◆ SUPPLIED INFORMATION:
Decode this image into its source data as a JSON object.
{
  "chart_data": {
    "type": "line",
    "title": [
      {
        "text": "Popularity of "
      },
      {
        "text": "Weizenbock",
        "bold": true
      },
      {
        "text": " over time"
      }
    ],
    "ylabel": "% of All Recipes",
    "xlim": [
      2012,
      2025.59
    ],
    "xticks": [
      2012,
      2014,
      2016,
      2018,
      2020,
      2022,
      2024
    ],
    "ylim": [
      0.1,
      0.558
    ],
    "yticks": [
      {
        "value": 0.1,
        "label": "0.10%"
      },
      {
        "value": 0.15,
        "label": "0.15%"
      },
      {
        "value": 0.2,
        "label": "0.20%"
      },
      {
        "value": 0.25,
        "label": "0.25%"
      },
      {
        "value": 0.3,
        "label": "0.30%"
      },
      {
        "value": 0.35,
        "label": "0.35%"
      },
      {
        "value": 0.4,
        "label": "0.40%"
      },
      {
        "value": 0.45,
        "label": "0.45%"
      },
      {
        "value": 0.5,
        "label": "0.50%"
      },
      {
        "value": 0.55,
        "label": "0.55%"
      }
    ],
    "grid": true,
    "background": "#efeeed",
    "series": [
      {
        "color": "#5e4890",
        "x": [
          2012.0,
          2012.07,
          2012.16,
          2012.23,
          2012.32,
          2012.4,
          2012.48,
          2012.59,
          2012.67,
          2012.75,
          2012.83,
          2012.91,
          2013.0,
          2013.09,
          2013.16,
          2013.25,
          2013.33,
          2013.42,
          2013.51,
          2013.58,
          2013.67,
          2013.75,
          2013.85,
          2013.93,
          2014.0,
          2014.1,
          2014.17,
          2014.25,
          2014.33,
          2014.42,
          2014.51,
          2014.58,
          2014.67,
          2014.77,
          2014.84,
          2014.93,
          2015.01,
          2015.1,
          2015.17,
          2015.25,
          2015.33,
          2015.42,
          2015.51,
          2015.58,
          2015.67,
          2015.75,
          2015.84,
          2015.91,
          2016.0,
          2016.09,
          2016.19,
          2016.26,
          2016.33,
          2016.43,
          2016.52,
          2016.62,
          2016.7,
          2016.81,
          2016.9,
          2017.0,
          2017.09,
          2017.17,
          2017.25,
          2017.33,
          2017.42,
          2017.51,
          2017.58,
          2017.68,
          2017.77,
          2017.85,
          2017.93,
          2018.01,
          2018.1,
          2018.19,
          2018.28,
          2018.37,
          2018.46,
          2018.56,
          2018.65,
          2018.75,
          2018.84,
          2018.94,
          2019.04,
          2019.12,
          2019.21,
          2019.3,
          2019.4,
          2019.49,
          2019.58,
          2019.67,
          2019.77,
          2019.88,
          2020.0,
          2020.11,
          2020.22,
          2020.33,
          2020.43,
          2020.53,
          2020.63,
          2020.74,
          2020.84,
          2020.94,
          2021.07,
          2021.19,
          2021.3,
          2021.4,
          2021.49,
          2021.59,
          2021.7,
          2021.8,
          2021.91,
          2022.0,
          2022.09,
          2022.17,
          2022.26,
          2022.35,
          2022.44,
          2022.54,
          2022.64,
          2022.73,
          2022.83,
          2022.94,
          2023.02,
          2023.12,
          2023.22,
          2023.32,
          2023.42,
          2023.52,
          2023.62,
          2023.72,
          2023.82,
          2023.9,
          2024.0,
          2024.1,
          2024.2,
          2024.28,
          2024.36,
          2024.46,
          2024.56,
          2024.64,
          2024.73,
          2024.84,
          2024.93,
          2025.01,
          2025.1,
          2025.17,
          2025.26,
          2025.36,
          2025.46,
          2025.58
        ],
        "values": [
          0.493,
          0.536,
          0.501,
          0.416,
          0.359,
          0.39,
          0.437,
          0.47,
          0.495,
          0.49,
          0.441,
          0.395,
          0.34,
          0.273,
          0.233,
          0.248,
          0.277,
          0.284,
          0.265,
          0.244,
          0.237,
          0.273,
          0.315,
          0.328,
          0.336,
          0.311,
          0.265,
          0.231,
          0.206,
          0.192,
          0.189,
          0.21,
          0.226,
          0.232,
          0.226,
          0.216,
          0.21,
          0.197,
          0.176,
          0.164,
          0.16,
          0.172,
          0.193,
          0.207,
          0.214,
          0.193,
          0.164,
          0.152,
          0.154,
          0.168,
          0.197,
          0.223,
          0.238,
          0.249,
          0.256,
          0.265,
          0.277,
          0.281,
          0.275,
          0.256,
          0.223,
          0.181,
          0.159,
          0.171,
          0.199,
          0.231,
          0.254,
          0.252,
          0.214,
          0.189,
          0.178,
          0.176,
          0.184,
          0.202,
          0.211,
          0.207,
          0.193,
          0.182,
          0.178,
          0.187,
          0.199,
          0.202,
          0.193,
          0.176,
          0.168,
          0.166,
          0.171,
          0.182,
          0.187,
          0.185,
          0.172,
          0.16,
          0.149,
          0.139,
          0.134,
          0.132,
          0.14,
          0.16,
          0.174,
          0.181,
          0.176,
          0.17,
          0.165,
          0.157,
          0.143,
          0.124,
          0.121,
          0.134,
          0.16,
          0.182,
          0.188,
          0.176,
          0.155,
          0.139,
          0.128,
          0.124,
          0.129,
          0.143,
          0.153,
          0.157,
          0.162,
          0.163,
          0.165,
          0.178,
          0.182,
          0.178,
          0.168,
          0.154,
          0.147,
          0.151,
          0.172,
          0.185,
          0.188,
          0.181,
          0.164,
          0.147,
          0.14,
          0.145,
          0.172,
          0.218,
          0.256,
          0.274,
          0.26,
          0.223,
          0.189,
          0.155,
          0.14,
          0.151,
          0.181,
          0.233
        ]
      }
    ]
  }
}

---

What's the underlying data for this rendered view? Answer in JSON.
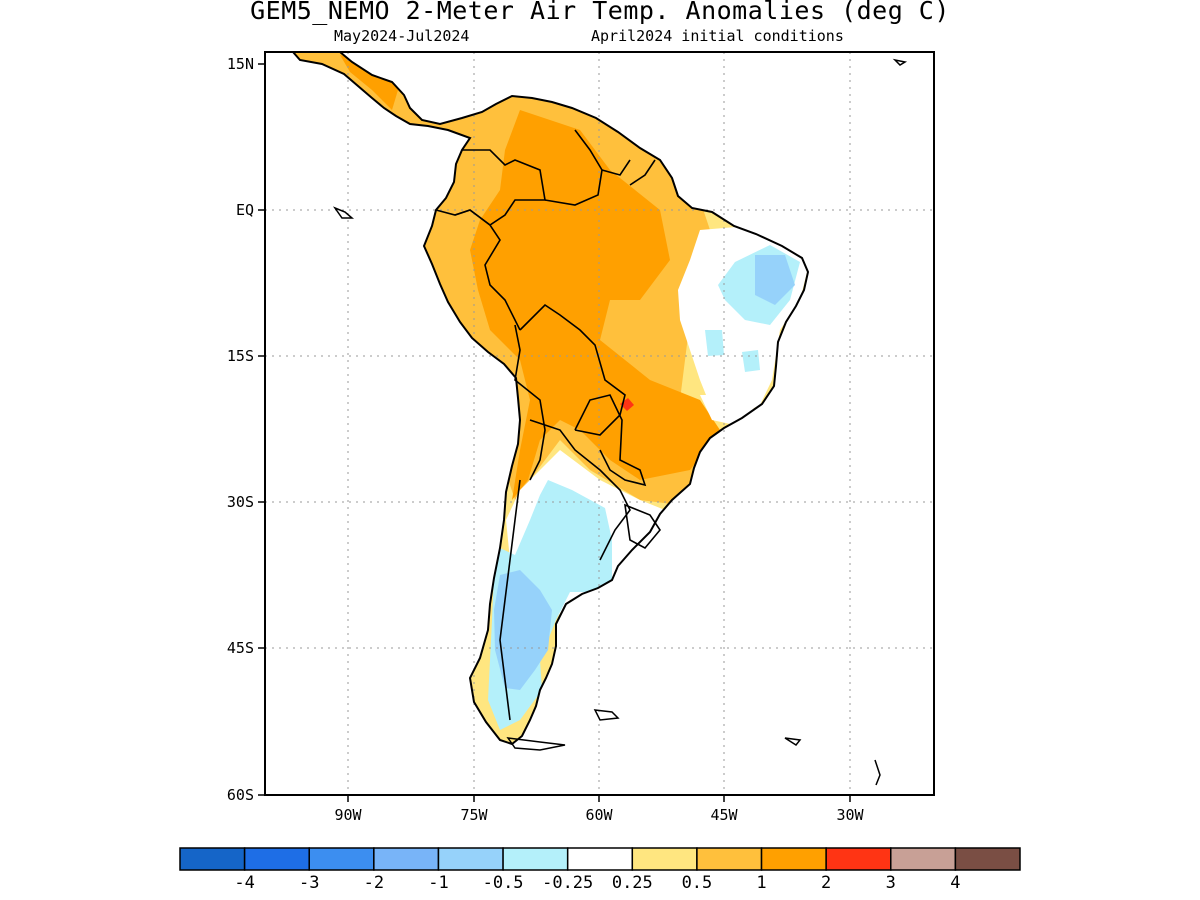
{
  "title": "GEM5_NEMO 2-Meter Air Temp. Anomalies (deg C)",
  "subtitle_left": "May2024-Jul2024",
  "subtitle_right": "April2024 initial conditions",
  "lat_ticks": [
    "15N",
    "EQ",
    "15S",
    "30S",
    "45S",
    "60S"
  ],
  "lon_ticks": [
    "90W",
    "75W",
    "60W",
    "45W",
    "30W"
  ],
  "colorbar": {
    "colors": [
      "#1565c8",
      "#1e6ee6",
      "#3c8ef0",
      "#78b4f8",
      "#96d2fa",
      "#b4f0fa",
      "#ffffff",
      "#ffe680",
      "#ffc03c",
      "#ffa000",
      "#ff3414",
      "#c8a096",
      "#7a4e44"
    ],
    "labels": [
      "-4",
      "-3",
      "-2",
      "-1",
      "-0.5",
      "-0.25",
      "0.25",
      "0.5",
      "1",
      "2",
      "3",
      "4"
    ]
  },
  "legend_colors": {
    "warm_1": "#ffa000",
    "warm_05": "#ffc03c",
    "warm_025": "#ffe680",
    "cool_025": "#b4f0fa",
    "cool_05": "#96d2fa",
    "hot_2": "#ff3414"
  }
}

--

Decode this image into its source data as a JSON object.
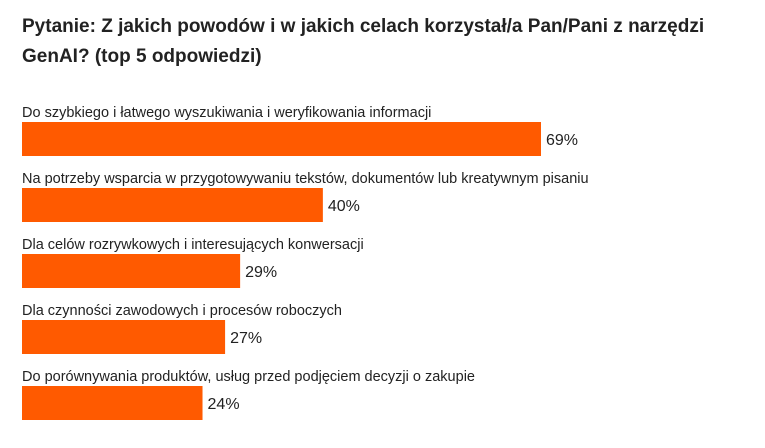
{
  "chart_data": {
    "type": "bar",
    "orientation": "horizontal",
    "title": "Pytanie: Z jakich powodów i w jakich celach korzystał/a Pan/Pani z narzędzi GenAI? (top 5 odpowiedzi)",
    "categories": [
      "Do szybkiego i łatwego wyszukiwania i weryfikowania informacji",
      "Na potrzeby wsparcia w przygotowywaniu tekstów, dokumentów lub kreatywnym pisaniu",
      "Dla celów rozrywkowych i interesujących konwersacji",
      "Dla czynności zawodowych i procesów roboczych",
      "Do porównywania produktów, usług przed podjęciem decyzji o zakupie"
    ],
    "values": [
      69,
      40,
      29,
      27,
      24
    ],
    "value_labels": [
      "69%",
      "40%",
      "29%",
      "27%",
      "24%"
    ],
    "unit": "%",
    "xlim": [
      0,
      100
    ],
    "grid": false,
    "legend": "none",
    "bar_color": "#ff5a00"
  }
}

◆ STATED GOAL: List all lines in the material containing the string "text".

◆ CORRECT OUTPUT:
        "text": "Popularity of "
        "text": "Weizenbock",
        "text": " over time"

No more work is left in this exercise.